[Short task] Repeat the records in full and exactly, omitting pictures.

Dataset items
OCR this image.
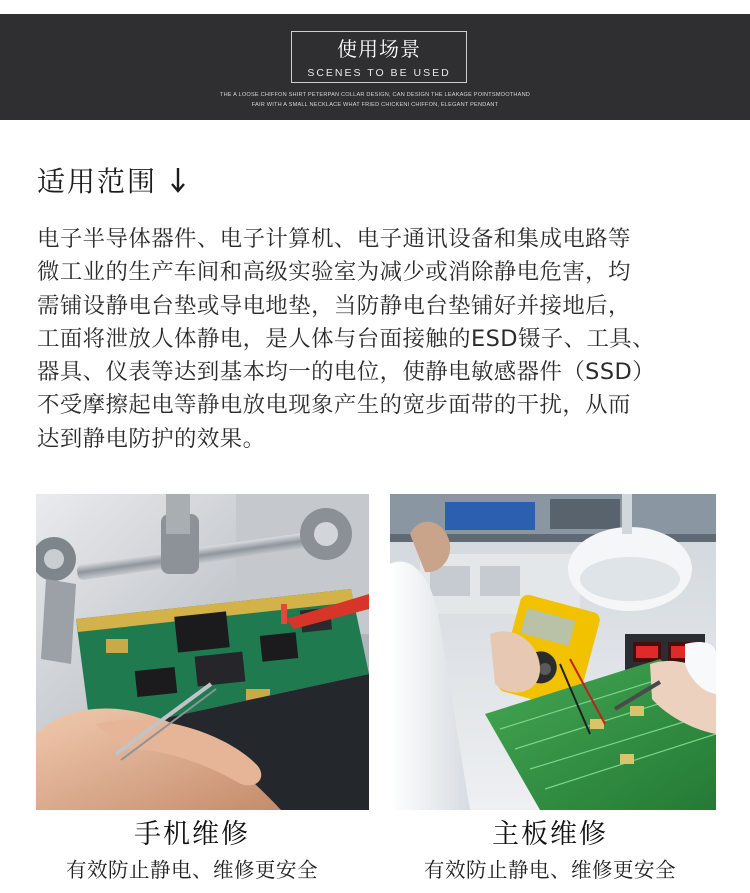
使用场景
SCENES TO BE USED
THE A LOOSE CHIFFON SHIRT PETERPAN COLLAR DESIGN, CAN DESIGN THE LEAKAGE POINTSMOOTHAND
FAIR WITH A SMALL NECKLACE WHAT FRIED CHICKENI CHIFFON, ELEGANT PENDANT
适用范围
电子半导体器件、电子计算机、电子通讯设备和集成电路等
微工业的生产车间和高级实验室为减少或消除静电危害，均
需铺设静电台垫或导电地垫，当防静电台垫铺好并接地后，
工面将泄放人体静电，是人体与台面接触的ESD镊子、工具、
器具、仪表等达到基本均一的电位，使静电敏感器件（SSD）
不受摩擦起电等静电放电现象产生的宽步面带的干扰，从而
达到静电防护的效果。
手机维修
有效防止静电、维修更安全
主板维修
有效防止静电、维修更安全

[The result]
OCR this image.
使用场景
SCENES TO BE USED
THE A LOOSE CHIFFON SHIRT PETERPAN COLLAR DESIGN, CAN DESIGN THE LEAKAGE POINTSMOOTHAND
FAIR WITH A SMALL NECKLACE WHAT FRIED CHICKENI CHIFFON, ELEGANT PENDANT
适用范围
电子半导体器件、电子计算机、电子通讯设备和集成电路等
微工业的生产车间和高级实验室为减少或消除静电危害，均
需铺设静电台垫或导电地垫，当防静电台垫铺好并接地后，
工面将泄放人体静电，是人体与台面接触的ESD镊子、工具、
器具、仪表等达到基本均一的电位，使静电敏感器件（SSD）
不受摩擦起电等静电放电现象产生的宽步面带的干扰，从而
达到静电防护的效果。
手机维修
有效防止静电、维修更安全
主板维修
有效防止静电、维修更安全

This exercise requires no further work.